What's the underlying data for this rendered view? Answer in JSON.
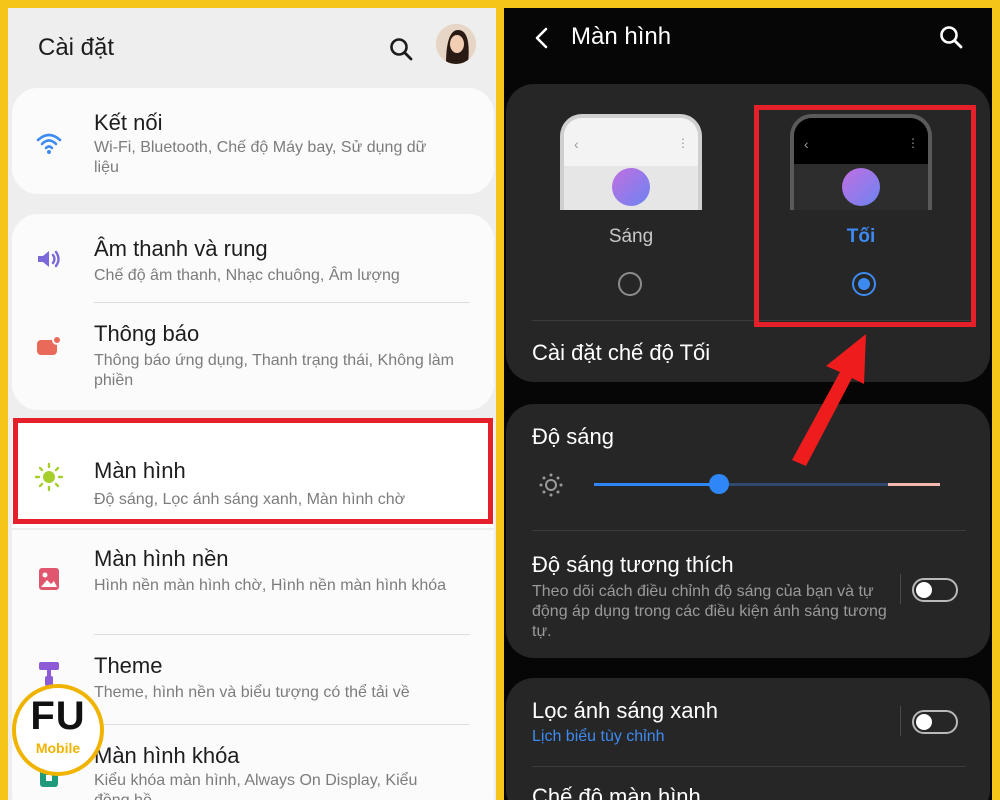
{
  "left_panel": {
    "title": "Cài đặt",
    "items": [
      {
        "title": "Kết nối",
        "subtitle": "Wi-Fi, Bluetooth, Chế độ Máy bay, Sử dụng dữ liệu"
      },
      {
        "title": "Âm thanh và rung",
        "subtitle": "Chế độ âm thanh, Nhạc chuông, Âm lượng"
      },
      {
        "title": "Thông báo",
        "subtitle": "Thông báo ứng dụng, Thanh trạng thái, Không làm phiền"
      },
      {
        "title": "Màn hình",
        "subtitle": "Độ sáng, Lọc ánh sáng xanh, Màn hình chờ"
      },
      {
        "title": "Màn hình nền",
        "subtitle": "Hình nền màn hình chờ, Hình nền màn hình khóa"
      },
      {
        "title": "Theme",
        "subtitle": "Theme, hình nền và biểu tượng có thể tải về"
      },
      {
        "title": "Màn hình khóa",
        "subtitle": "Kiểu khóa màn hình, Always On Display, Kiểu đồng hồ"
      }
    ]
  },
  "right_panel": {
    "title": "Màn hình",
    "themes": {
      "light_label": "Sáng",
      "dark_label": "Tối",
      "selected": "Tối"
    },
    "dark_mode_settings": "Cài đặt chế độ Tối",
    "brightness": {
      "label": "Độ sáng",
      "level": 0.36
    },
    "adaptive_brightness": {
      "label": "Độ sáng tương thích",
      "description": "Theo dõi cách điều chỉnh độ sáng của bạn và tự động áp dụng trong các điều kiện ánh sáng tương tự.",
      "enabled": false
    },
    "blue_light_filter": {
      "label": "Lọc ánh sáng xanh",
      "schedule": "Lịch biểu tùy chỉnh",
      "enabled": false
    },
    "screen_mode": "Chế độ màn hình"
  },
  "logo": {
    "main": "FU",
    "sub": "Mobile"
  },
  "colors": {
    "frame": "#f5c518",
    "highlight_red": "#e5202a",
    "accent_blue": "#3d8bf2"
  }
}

--*--

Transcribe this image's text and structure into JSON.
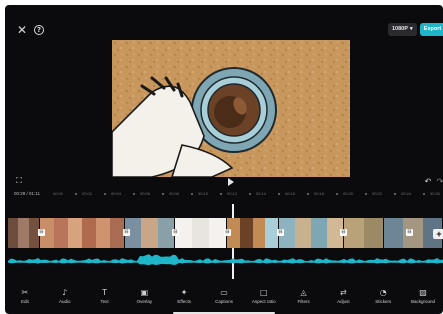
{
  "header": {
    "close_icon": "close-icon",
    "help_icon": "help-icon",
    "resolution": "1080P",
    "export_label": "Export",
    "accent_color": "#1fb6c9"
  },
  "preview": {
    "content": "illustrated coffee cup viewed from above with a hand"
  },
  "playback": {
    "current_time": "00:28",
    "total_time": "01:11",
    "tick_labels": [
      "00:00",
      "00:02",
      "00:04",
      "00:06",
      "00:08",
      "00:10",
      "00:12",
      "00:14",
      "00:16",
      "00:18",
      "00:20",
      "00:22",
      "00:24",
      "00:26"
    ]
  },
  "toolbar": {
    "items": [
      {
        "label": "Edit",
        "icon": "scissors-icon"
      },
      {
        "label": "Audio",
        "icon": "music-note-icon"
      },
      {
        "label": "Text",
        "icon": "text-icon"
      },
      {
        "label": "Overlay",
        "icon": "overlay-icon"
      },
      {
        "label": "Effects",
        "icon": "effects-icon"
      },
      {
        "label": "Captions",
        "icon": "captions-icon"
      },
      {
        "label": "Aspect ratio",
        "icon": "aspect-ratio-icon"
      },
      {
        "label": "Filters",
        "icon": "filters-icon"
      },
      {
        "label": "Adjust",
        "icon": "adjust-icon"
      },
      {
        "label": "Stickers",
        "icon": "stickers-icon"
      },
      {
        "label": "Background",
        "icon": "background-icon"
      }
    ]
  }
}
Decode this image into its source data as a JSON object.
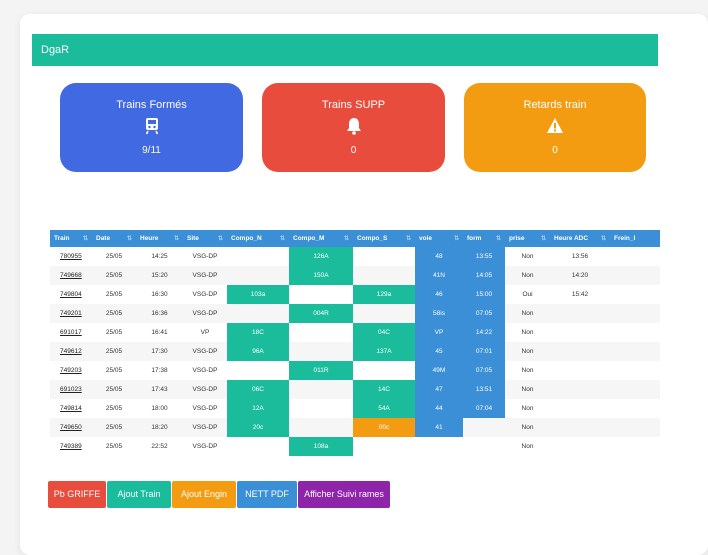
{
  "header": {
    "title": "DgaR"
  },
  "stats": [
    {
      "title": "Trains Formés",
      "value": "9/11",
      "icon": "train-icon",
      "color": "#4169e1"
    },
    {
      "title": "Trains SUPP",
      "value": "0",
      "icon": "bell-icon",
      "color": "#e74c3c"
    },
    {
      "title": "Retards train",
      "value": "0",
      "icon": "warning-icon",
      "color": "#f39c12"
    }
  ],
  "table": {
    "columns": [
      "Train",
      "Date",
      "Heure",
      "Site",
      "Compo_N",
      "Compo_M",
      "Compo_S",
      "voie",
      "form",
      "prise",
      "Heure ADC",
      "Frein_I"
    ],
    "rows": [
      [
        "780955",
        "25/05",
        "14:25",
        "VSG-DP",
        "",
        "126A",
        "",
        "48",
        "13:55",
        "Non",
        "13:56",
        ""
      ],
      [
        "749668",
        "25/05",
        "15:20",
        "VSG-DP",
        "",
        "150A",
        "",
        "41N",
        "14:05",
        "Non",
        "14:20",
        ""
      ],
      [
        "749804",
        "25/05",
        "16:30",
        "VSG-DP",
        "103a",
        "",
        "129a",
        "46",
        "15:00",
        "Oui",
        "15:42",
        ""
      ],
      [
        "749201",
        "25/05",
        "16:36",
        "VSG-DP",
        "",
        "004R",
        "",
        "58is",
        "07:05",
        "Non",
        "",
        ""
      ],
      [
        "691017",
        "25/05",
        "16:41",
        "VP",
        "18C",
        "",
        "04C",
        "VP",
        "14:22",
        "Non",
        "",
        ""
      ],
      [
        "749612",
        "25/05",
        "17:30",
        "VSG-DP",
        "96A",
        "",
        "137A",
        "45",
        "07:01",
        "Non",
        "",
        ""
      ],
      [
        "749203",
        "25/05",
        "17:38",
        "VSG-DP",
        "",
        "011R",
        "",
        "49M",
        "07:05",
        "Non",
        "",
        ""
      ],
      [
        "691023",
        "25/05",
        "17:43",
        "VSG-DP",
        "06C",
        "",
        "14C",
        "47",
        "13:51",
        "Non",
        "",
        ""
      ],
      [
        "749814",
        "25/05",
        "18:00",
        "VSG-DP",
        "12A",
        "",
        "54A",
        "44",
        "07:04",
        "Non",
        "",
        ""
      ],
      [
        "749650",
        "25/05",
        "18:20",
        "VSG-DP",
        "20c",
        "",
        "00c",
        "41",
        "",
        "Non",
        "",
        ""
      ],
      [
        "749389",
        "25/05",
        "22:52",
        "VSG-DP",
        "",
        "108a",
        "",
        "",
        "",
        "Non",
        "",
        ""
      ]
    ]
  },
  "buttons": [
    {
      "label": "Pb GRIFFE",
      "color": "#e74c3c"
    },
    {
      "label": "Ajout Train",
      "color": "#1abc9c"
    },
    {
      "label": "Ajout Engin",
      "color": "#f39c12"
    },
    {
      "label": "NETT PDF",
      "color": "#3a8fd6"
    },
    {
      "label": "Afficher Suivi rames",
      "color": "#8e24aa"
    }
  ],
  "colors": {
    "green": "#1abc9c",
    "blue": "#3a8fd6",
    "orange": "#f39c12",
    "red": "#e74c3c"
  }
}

--*--

PROBLEM TO WORK ON: Work out how many lines in the records above contain the word "Trains", and give only that number.

CORRECT RESPONSE: 2